Problem description: Within the records that follow, find every line containing the string "sixth". Copy those lines.

Extracted data entries:
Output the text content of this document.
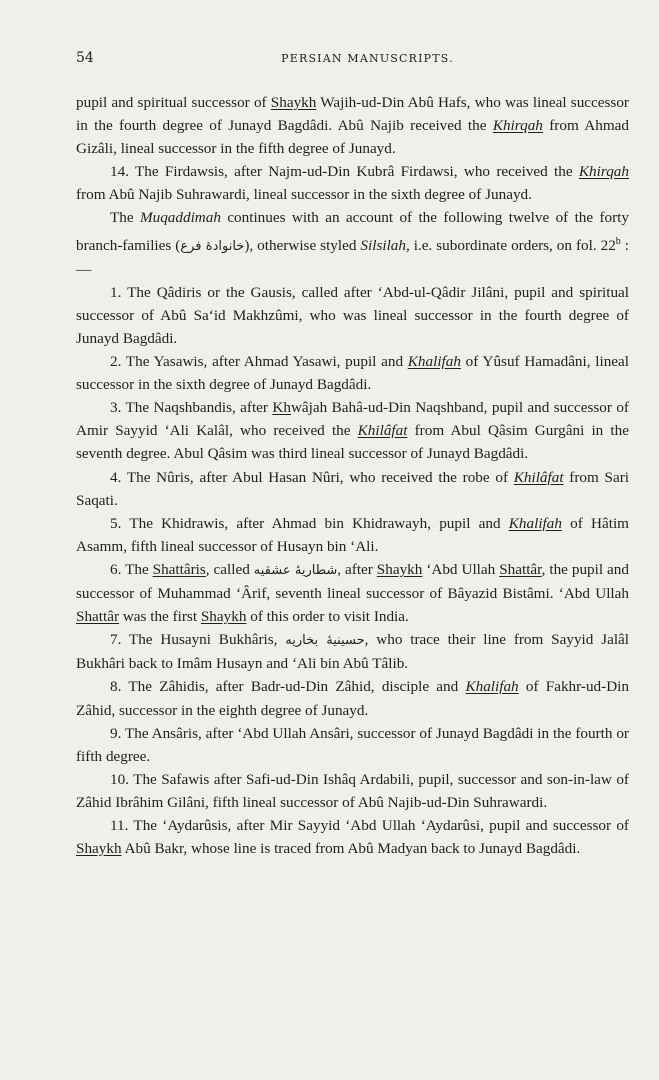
54	PERSIAN MANUSCRIPTS.

pupil and spiritual successor of Shaykh Wajih-ud-Din Abû Hafs, who was lineal successor in the fourth degree of Junayd Bagdâdi. Abû Najib received the Khirqah from Ahmad Gizâli, lineal successor in the fifth degree of Junayd.

14. The Firdawsis, after Najm-ud-Din Kubrâ Firdawsi, who received the Khirqah from Abû Najib Suhrawardi, lineal successor in the sixth degree of Junayd.

The Muqaddimah continues with an account of the following twelve of the forty branch-families (خانوادهٔ فرع), otherwise styled Silsilah, i.e. subordinate orders, on fol. 22$^b$ :—

1. The Qâdiris or the Gausis, called after ‘Abd-ul-Qâdir Jilâni, pupil and spiritual successor of Abû Sa‘id Makhzûmi, who was lineal successor in the fourth degree of Junayd Bagdâdi.

2. The Yasawis, after Ahmad Yasawi, pupil and Khalifah of Yûsuf Hamadâni, lineal successor in the sixth degree of Junayd Bagdâdi.

3. The Naqshbandis, after Khwâjah Bahâ-ud-Din Naqshband, pupil and successor of Amir Sayyid ‘Ali Kalâl, who received the Khilâfat from Abul Qâsim Gurgâni in the seventh degree. Abul Qâsim was third lineal successor of Junayd Bagdâdi.

4. The Nûris, after Abul Hasan Nûri, who received the robe of Khilâfat from Sari Saqati.

5. The Khidrawis, after Ahmad bin Khidrawayh, pupil and Khalifah of Hâtim Asamm, fifth lineal successor of Husayn bin ‘Ali.

6. The Shattâris, called شطاریهٔ عشقیه, after Shaykh ‘Abd Ullah Shattâr, the pupil and successor of Muhammad ‘Ârif, seventh lineal successor of Bâyazid Bistâmi. ‘Abd Ullah Shattâr was the first Shaykh of this order to visit India.

7. The Husayni Bukhâris, حسینیهٔ بخاریه, who trace their line from Sayyid Jalâl Bukhâri back to Imâm Husayn and ‘Ali bin Abû Tâlib.

8. The Zâhidis, after Badr-ud-Din Zâhid, disciple and Khalifah of Fakhr-ud-Din Zâhid, successor in the eighth degree of Junayd.

9. The Ansâris, after ‘Abd Ullah Ansâri, successor of Junayd Bagdâdi in the fourth or fifth degree.

10. The Safawis after Safi-ud-Din Ishâq Ardabili, pupil, successor and son-in-law of Zâhid Ibrâhim Gilâni, fifth lineal successor of Abû Najib-ud-Din Suhrawardi.

11. The ‘Aydarûsis, after Mir Sayyid ‘Abd Ullah ‘Aydarûsi, pupil and successor of Shaykh Abû Bakr, whose line is traced from Abû Madyan back to Junayd Bagdâdi.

Worked solution:
14. The Firdawsis, after Najm-ud-Din Kubrâ Firdawsi, who received the Khirqah from Abû Najib Suhrawardi, lineal successor in the sixth degree of Junayd.
2. The Yasawis, after Ahmad Yasawi, pupil and Khalifah of Yûsuf Hamadâni, lineal successor in the sixth degree of Junayd Bagdâdi.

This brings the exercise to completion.